--- Begin Extracted records ---

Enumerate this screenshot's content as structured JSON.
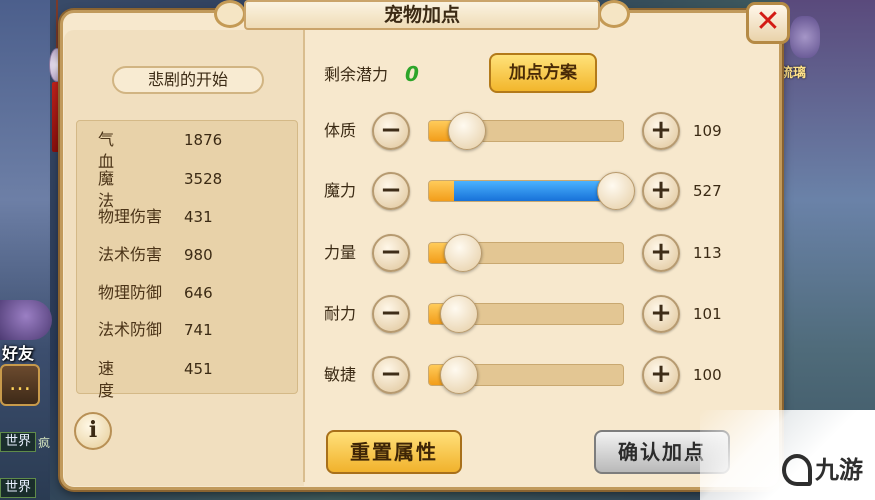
{
  "title": "宠物加点",
  "pet_name": "悲剧的开始",
  "stats": [
    {
      "label": "气血",
      "value": "1876"
    },
    {
      "label": "魔法",
      "value": "3528"
    },
    {
      "label": "物理伤害",
      "value": "431"
    },
    {
      "label": "法术伤害",
      "value": "980"
    },
    {
      "label": "物理防御",
      "value": "646"
    },
    {
      "label": "法术防御",
      "value": "741"
    },
    {
      "label": "速度",
      "value": "451"
    }
  ],
  "remaining_points": {
    "label": "剩余潜力",
    "value": "0"
  },
  "plan_button": "加点方案",
  "attributes": [
    {
      "label": "体质",
      "value": "109",
      "level": 0.2,
      "pending": 0
    },
    {
      "label": "魔力",
      "value": "527",
      "level": 0.96,
      "pending": 0.83
    },
    {
      "label": "力量",
      "value": "113",
      "level": 0.18,
      "pending": 0
    },
    {
      "label": "耐力",
      "value": "101",
      "level": 0.16,
      "pending": 0
    },
    {
      "label": "敏捷",
      "value": "100",
      "level": 0.16,
      "pending": 0
    }
  ],
  "reset_button": "重置属性",
  "confirm_button": "确认加点",
  "side_ui": {
    "friend_label": "好友",
    "world_tag": "世界",
    "chat_snippet": "疯",
    "right_name": "琉璃"
  },
  "watermark": "九游",
  "colors": {
    "panel_bg": "#f7e8cd",
    "accent_gold": "#f2b62c",
    "slider_orange": "#f29d1a",
    "slider_blue": "#1771d8",
    "remaining_green": "#2da52a",
    "close_red": "#d31b14"
  },
  "icons": {
    "close": "close-x-icon",
    "info": "info-icon",
    "minus": "minus-icon",
    "plus": "plus-icon",
    "chat": "chat-bubble-icon"
  }
}
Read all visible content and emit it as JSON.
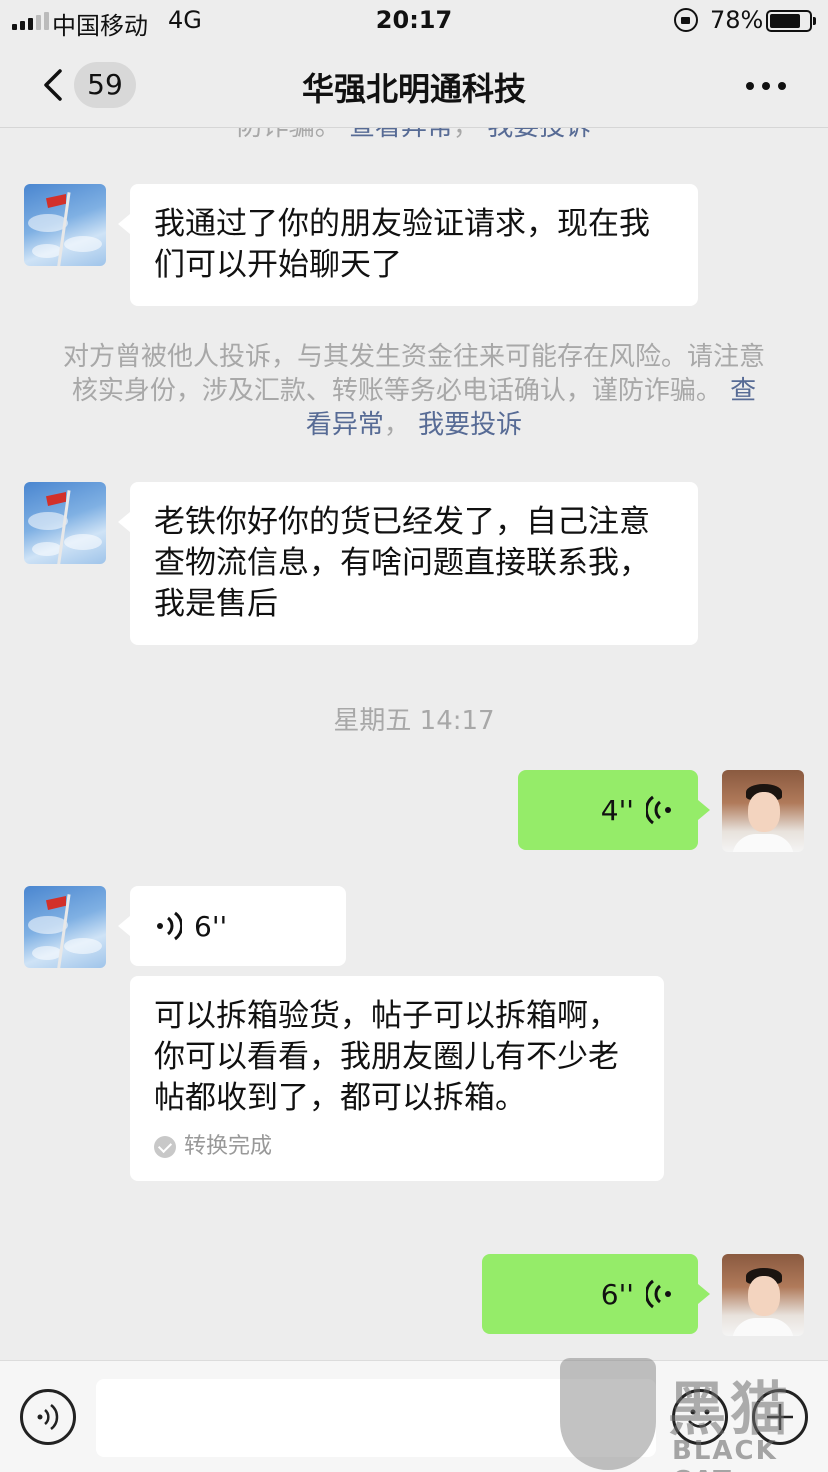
{
  "status_bar": {
    "carrier": "中国移动",
    "network": "4G",
    "time": "20:17",
    "battery_percent": "78%",
    "battery_level": 0.78
  },
  "nav": {
    "unread_count": "59",
    "title": "华强北明通科技"
  },
  "notice_top_partial": {
    "text": "防诈骗。",
    "link_view": "查看异常",
    "separator": "，",
    "link_report": "我要投诉"
  },
  "messages": {
    "m1": {
      "text": "我通过了你的朋友验证请求，现在我们可以开始聊天了"
    },
    "notice": {
      "text": "对方曾被他人投诉，与其发生资金往来可能存在风险。请注意核实身份，涉及汇款、转账等务必电话确认，谨防诈骗。",
      "link_view": "查看异常",
      "separator": "，",
      "link_report": "我要投诉"
    },
    "m2": {
      "text": "老铁你好你的货已经发了，自己注意查物流信息，有啥问题直接联系我，我是售后"
    },
    "timestamp": "星期五 14:17",
    "m3_voice_out": {
      "duration": "4''"
    },
    "m4_voice_in": {
      "duration": "6''"
    },
    "m5_transcript": {
      "text": "可以拆箱验货，帖子可以拆箱啊，你可以看看，我朋友圈儿有不少老帖都收到了，都可以拆箱。",
      "status": "转换完成"
    },
    "m6_voice_out": {
      "duration": "6''"
    }
  },
  "watermark": {
    "cn": "黑猫",
    "en": "BLACK CAT"
  },
  "colors": {
    "background": "#ededed",
    "bubble_out": "#95ec69",
    "bubble_in": "#ffffff",
    "link": "#576b95",
    "notice_text": "#a8a8a8"
  },
  "icons": [
    "back-chevron-icon",
    "more-dots-icon",
    "voice-wave-icon",
    "check-circle-icon",
    "voice-input-icon",
    "emoji-icon",
    "plus-icon"
  ]
}
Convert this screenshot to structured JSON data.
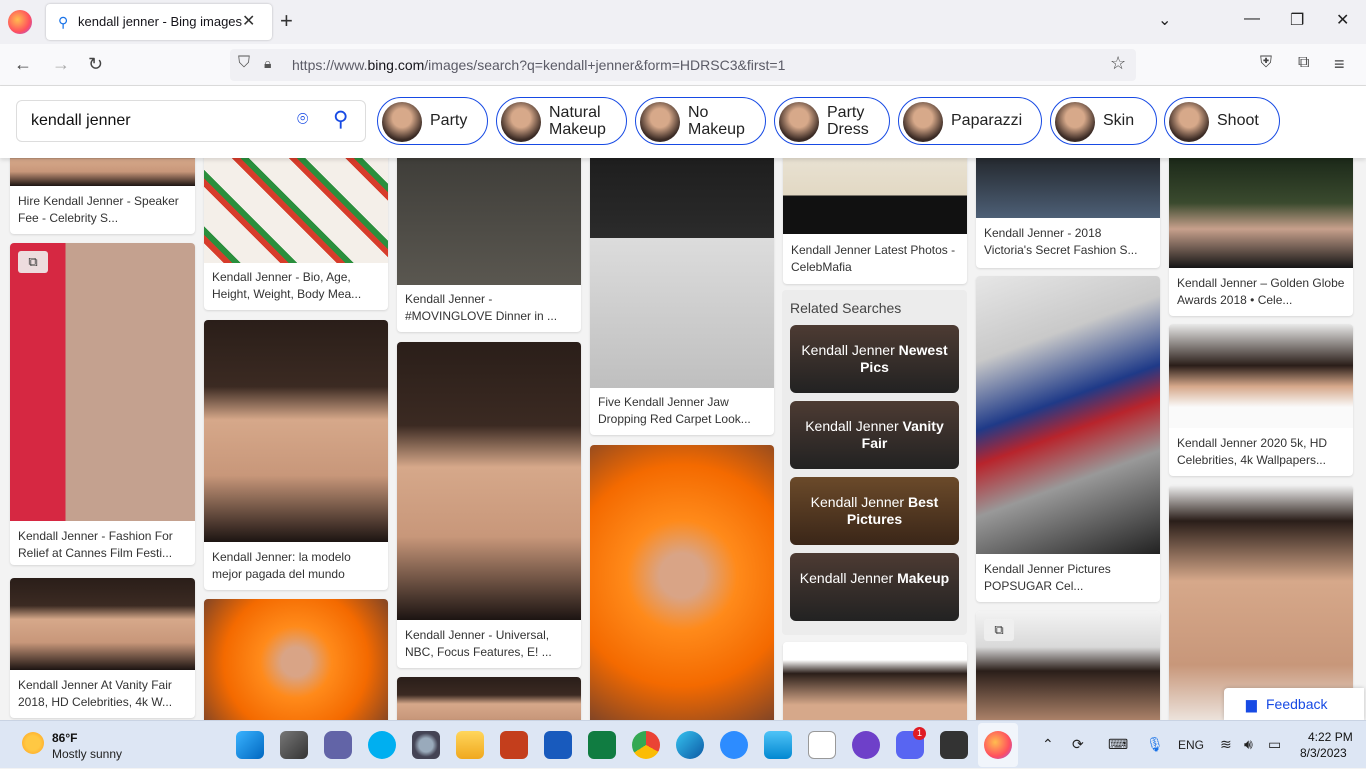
{
  "browser": {
    "tab_title": "kendall jenner - Bing images",
    "url_prefix": "https://www.",
    "url_domain": "bing.com",
    "url_rest": "/images/search?q=kendall+jenner&form=HDRSC3&first=1"
  },
  "search": {
    "query": "kendall jenner"
  },
  "chips": [
    {
      "label": "Party"
    },
    {
      "label": "Natural\nMakeup"
    },
    {
      "label": "No\nMakeup"
    },
    {
      "label": "Party\nDress"
    },
    {
      "label": "Paparazzi"
    },
    {
      "label": "Skin"
    },
    {
      "label": "Shoot"
    }
  ],
  "results": {
    "c1": [
      "Hire Kendall Jenner - Speaker Fee - Celebrity S...",
      "Kendall Jenner - Fashion For Relief at Cannes Film Festi...",
      "Kendall Jenner At Vanity Fair 2018, HD Celebrities, 4k W..."
    ],
    "c2": [
      "Kendall Jenner - Bio, Age, Height, Weight, Body Mea...",
      "Kendall Jenner: la modelo mejor pagada del mundo"
    ],
    "c3": [
      "Kendall Jenner - #MOVINGLOVE Dinner in ...",
      "Kendall Jenner - Universal, NBC, Focus Features, E! ..."
    ],
    "c4": [
      "Five Kendall Jenner Jaw Dropping Red Carpet Look..."
    ],
    "c5": [
      "Kendall Jenner Latest Photos - CelebMafia"
    ],
    "c6": [
      "Kendall Jenner - 2018 Victoria's Secret Fashion S...",
      "Kendall Jenner Pictures POPSUGAR Cel..."
    ],
    "c7": [
      "Kendall Jenner – Golden Globe Awards 2018 • Cele...",
      "Kendall Jenner 2020 5k, HD Celebrities, 4k Wallpapers..."
    ]
  },
  "related": {
    "title": "Related Searches",
    "items": [
      {
        "pre": "Kendall Jenner ",
        "bold": "Newest Pics"
      },
      {
        "pre": "Kendall Jenner ",
        "bold": "Vanity Fair"
      },
      {
        "pre": "Kendall Jenner ",
        "bold": "Best Pictures"
      },
      {
        "pre": "Kendall Jenner ",
        "bold": "Makeup"
      }
    ]
  },
  "feedback": "Feedback",
  "taskbar": {
    "temp": "86°F",
    "condition": "Mostly sunny",
    "lang": "ENG",
    "time": "4:22 PM",
    "date": "8/3/2023",
    "discord_badge": "1"
  }
}
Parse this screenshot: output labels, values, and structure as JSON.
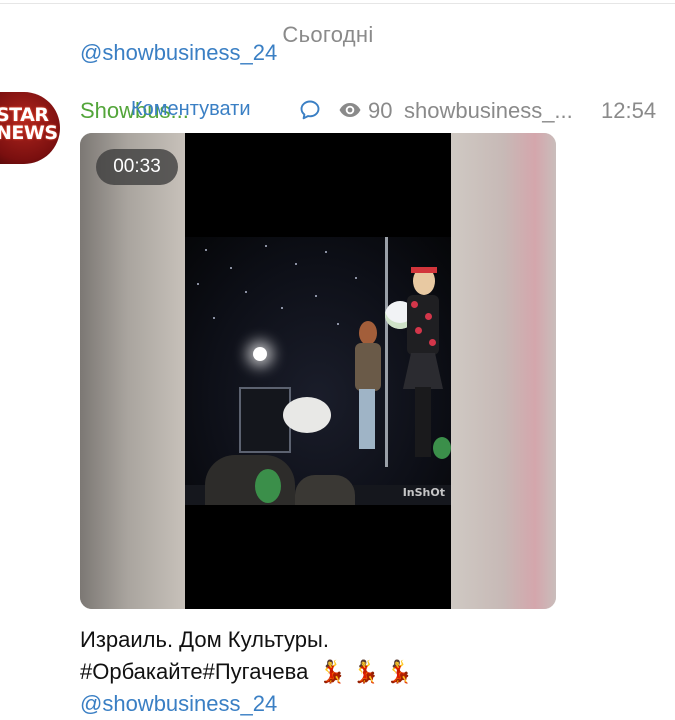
{
  "feed": {
    "previous_link": "@showbusiness_24",
    "date_separator": "Сьогодні"
  },
  "post": {
    "avatar_text": "STAR NEWS",
    "author": "Showbus...",
    "comment_label": "Коментувати",
    "views": "90",
    "signature": "showbusiness_...",
    "time": "12:54",
    "video": {
      "duration": "00:33",
      "watermark": "InShOt"
    },
    "caption": {
      "line1": "Израиль. Дом Культуры.",
      "line2": "#Орбакайте#Пугачева",
      "emojis": "💃 💃 💃",
      "link": "@showbusiness_24"
    }
  },
  "colors": {
    "link": "#3a7fc4",
    "author": "#53a53a",
    "muted": "#8a8a8a"
  }
}
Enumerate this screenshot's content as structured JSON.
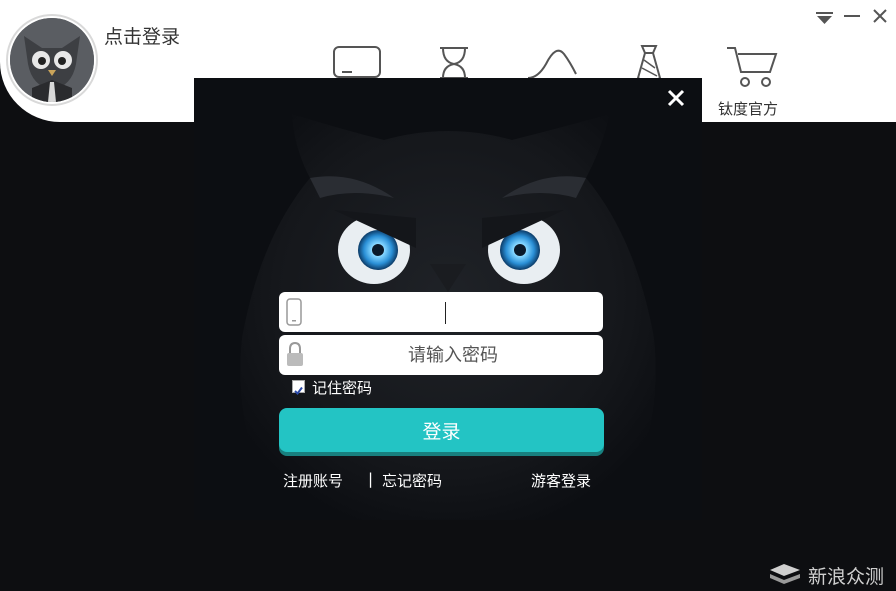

--- End Extracted records ---

Exercise objective » Report the count of lines in the entries that contain the string "Vanity", and nothing besides it.

Answer below » 2